Source passage:

# FBI ATTENTION...locked out and Windows 8



## Raw (Dec 7, 2012)

FBI ATTENTION...locked out of one of my pcs and that one runs Windows 8 Pro.

I went to Johnnyguru.com and I suspected something was going on that was funny.
I got some strange pop-up while there and didn't catch it when it appeared, it was too fast.
Next thing I know I get this goofy FBI lock out- my pc's blocked screen.
And they claim I need to send money to someplace called MoneyPak.

How do I get into Control Panel to remove this file from start up again, BEFORE the damn machine locks while trying?


----------



## mlee49 (Dec 7, 2012)

Ever heard of Safe Mode?

I would start there.


----------



## FordGT90Concept (Dec 7, 2012)

I'd format.  Whatever you do, don't pay them a cent.


----------



## natr0n (Dec 7, 2012)

http://www.malwarebytes.org/

run in safemode


----------



## Black Panther (Dec 7, 2012)

Check this out, and run malwarebytes.


----------



## TheMailMan78 (Dec 7, 2012)

You can also run Kapersky Rescue Disk which is free. That will get any nasties that made it to your MBR. After you get her cleaned up. Back up your stuff and format. Once your reinstall everything install an anti-virus BEFORE you put back on your backed up stuff.


----------



## Norton (Dec 7, 2012)

Search FBI/Moneypak virus- I had to format and reinstall everything on a friends machine due to this damn thing. There is supposed to be a way to remove it but the format/reinstall seemed quicker after reviewing what needed to get done....

P.S> I think it blocks out safe mode too :shadedshu


----------



## TheMailMan78 (Dec 7, 2012)

Norton said:


> Search FBI/Moneypak virus- I had to format and reinstall everything on a friends machine due to this damn thing. There is supposed to be a way to remove it but the format seemed quicker after reviewing what needed to get done....
> 
> P.S> I think it blocks out safe mode too :shadedshu



Kapersky Rescue Disk next time man. It nukes the hell out of it and allows you back into the OS.


----------



## Raw (Dec 7, 2012)

mlee49 said:


> Ever heard of Safe Mode?
> 
> I would start there.



Ever hear of WIndows 8?

I can't get to safemode...

Not that I can figure out how to.


----------



## TheMailMan78 (Dec 7, 2012)

Raw said:


> Ever hear of WIndows 8?
> 
> I can't get to safemode...
> 
> Not that I can figure out how to.



Just boot from the Kapersky disk man.


----------



## FordGT90Concept (Dec 7, 2012)

I don't even try to boot into infected systems (just gives it a window to invite more malicious friends on).  I pull the drive and plug it into an uninffected system ("Take No Action" to autoplay), get the data off, then beat it with the stupid stick (full NTFS format).  I haven't met a virus this didn't work on.


----------



## Crap Daddy (Dec 7, 2012)

The bad news is that MSE which runs by default with Win 8 didn't catch the FBI.


----------



## Raw (Dec 7, 2012)

TheMailMan78 said:


> Kapersky Rescue Disk next time man. It nukes the hell out of it and allows you back into the OS.

Problem 1: For each statement about the FBI lockout thread, say yes or no depending on whether it agrees with the thread, and quote the deciding words. (a) The lockout screen demanded that money be sent to MoneyPak. (b) Norton removed the virus from a friend's machine without reformatting it. (c) Crap Daddy reports that MSE caught the FBI lockout on Windows 8.
Problem 2: In the FBI lockout thread, which website was Raw visiting when the strange pop-up appeared?
Problem 3: Reproduce word for word the stretch of the FBI lockout thread from "I went to Johnnyguru.com" through "pc's blocked screen.".
The records are separate material, unrelated to the FBI lockout thread.

Data under study:
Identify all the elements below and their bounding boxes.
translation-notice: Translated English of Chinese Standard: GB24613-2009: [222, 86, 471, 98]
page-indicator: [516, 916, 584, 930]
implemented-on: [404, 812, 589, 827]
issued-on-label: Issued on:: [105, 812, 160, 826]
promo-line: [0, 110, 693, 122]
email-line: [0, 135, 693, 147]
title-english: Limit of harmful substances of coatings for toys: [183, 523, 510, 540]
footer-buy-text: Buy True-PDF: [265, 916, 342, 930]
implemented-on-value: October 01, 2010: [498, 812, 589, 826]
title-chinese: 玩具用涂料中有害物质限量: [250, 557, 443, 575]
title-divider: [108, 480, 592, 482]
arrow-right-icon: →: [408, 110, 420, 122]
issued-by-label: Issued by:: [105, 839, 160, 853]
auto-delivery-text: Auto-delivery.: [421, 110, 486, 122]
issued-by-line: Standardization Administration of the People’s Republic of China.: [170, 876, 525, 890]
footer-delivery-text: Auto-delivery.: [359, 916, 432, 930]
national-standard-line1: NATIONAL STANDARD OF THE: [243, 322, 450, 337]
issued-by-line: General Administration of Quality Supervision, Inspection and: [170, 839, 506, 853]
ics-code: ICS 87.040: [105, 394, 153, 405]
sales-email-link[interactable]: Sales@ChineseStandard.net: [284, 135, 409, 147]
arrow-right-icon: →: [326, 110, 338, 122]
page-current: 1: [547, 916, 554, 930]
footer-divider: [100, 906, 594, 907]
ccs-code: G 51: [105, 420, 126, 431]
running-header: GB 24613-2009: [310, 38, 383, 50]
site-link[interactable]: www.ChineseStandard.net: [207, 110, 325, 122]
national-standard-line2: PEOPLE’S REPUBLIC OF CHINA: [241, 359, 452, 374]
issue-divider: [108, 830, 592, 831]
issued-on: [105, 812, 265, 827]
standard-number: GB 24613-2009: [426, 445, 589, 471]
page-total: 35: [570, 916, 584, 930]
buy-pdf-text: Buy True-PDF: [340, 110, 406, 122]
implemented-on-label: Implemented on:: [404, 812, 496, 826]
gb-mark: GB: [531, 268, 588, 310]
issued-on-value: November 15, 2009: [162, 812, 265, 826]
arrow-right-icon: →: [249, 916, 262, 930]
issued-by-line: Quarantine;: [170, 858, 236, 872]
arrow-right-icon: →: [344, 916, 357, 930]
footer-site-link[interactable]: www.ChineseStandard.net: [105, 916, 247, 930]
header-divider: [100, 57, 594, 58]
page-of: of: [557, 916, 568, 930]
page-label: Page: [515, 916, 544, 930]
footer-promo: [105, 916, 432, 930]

Final answer 1:
(a) Yes: "And they claim I need to send money to someplace called MoneyPak."
(b) No: "I had to format and reinstall everything on a friends machine due to this damn thing."
(c) No: "The bad news is that MSE which runs by default with Win 8 didn't catch the FBI."

Final answer 2: Johnnyguru.com.

Final answer 3:
I went to Johnnyguru.com and I suspected something was going on that was funny.
I got some strange pop-up while there and didn't catch it when it appeared, it was too fast.
Next thing I know I get this goofy FBI lock out- my pc's blocked screen.